→ **RAW DATA**
###

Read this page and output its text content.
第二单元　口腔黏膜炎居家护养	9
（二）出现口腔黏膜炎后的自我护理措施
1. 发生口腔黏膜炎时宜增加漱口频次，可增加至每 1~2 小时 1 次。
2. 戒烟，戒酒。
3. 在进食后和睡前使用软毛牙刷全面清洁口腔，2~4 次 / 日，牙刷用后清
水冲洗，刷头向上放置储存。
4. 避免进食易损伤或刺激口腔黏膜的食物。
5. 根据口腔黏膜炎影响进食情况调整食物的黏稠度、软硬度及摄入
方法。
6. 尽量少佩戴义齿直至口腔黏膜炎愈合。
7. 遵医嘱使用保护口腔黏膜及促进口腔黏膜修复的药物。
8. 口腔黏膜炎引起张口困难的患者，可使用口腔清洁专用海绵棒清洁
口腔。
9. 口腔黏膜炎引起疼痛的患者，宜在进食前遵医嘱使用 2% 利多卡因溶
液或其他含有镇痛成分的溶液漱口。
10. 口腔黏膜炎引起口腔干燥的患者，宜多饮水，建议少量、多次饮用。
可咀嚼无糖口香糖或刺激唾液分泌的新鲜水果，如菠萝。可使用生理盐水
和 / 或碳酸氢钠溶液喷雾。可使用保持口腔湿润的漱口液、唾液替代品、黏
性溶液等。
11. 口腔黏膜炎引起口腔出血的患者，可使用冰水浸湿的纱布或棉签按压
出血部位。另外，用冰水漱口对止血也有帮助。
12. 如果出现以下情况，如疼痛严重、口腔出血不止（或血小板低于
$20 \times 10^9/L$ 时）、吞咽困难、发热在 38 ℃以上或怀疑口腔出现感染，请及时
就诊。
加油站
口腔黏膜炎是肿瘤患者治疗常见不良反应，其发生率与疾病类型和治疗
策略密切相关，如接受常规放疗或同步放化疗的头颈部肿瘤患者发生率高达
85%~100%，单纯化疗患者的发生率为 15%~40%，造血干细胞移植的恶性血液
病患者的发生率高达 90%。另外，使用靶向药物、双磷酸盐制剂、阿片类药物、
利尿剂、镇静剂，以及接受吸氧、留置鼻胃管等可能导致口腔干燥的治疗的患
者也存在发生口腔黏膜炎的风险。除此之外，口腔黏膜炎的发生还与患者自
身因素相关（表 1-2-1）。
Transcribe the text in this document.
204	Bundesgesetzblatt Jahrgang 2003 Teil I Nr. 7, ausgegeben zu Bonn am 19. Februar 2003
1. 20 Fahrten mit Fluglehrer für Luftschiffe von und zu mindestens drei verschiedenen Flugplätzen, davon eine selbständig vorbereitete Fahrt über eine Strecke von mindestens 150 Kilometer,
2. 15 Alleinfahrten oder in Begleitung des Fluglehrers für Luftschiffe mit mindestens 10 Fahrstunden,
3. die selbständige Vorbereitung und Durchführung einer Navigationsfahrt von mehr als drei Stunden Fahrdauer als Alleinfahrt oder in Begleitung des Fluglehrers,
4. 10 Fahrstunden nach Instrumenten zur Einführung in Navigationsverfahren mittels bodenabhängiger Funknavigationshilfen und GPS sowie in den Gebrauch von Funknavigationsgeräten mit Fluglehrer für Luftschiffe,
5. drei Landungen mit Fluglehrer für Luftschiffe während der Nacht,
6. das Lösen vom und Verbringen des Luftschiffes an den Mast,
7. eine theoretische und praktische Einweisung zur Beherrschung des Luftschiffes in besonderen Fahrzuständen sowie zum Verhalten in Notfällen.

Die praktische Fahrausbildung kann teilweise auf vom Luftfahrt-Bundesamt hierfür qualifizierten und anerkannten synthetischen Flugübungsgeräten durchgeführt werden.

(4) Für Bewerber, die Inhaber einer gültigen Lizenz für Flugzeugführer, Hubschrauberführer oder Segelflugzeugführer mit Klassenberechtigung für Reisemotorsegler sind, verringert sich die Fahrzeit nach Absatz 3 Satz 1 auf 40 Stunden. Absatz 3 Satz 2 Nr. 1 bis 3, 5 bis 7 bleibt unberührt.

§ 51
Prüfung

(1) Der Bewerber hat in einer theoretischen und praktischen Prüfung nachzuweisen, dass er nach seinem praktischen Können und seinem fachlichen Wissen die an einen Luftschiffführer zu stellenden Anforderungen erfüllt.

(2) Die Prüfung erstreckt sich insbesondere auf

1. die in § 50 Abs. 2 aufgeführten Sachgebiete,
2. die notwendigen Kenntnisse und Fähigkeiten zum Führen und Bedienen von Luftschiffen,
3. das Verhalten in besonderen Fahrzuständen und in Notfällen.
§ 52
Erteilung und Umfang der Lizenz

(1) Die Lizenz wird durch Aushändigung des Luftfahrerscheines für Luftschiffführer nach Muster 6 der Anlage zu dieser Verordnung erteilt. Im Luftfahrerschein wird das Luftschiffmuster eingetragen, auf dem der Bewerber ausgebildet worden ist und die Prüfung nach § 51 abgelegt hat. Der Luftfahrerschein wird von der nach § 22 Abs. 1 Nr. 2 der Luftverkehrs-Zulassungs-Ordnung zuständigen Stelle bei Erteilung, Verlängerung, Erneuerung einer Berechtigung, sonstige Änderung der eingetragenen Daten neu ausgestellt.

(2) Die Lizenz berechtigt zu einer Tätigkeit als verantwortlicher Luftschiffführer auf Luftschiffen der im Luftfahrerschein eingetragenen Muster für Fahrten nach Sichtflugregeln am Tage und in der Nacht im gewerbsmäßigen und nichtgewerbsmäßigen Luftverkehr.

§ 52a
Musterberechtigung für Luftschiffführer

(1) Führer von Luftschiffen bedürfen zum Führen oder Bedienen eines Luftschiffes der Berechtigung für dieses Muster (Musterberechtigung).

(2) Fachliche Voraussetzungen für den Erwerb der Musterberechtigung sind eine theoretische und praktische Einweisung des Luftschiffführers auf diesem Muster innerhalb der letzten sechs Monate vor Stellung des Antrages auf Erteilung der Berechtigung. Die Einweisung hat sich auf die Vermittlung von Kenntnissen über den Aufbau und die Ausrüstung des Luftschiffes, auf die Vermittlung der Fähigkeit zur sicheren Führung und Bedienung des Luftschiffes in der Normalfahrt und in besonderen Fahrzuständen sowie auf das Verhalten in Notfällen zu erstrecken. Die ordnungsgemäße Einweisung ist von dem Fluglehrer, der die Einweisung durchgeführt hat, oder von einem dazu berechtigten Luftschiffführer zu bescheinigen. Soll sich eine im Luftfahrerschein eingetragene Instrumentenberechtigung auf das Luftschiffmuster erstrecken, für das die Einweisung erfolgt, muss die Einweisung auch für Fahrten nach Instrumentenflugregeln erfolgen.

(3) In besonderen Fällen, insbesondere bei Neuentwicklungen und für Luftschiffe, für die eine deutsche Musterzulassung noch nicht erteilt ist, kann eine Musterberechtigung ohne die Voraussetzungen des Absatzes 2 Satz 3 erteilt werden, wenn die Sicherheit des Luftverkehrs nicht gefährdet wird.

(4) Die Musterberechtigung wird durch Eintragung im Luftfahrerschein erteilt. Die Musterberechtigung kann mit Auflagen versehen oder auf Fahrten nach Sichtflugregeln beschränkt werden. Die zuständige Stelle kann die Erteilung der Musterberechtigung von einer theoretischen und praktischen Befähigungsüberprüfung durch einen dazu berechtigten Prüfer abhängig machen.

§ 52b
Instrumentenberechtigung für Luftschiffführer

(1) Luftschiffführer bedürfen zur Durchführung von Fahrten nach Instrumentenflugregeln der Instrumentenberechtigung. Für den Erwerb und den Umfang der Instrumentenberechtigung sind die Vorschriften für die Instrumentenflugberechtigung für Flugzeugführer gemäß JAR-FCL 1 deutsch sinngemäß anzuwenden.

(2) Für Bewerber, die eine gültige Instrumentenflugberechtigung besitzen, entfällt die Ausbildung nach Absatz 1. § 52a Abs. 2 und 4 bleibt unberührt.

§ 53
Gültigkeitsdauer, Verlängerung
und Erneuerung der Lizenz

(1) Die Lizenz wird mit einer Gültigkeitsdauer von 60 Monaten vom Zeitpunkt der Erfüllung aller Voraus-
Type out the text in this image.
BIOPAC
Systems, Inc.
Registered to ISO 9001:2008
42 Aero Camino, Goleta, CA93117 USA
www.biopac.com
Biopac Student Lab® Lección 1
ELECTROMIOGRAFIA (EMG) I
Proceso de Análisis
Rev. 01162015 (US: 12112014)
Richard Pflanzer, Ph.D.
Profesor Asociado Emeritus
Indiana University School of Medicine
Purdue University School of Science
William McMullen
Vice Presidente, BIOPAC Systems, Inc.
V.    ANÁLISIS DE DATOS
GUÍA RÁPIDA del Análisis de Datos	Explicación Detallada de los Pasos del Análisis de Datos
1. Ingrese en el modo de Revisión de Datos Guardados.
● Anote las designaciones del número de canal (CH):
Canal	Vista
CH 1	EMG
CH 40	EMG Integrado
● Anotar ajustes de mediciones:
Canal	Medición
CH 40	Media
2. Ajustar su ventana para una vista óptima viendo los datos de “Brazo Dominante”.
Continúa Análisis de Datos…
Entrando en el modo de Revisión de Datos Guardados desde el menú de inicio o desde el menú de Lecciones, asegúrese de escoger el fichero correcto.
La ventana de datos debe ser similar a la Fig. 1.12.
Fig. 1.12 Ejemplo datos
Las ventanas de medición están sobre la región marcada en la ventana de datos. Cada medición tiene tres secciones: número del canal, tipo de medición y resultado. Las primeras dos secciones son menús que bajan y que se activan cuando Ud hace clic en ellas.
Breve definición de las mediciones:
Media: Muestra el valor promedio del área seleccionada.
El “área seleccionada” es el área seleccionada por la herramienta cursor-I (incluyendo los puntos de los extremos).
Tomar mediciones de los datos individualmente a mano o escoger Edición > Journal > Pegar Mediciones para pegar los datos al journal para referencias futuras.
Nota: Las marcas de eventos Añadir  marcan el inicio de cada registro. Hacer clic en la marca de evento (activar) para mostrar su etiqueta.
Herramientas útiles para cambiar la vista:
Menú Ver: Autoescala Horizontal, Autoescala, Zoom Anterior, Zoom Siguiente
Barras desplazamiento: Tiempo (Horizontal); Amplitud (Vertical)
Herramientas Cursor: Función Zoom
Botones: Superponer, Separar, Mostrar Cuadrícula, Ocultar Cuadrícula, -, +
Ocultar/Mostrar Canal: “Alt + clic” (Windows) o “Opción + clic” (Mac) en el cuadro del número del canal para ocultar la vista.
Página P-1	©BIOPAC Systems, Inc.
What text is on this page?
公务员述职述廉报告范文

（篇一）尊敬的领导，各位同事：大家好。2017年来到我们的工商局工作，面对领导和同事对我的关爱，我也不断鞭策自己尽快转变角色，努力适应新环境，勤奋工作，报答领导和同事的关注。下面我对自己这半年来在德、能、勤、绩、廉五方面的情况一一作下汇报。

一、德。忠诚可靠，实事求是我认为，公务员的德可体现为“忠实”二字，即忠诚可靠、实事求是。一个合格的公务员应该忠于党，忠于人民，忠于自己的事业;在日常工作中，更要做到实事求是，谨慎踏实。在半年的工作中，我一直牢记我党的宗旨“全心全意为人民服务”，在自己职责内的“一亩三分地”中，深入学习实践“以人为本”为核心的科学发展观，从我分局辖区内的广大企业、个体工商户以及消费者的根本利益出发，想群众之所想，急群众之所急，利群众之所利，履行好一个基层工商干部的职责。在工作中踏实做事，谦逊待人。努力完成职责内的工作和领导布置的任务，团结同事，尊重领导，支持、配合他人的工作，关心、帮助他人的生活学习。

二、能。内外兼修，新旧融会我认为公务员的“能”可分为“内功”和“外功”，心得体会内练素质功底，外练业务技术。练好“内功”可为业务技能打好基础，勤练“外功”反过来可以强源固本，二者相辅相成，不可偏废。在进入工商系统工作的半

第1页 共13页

###

Copy all lines from the material that include "modo".

→ **EXERCISE ANSWER**
1. Ingrese en el modo de Revisión de Datos Guardados.
Entrando en el modo de Revisión de Datos Guardados desde el menú de inicio o desde el menú de Lecciones, asegúrese de escoger el fichero correcto.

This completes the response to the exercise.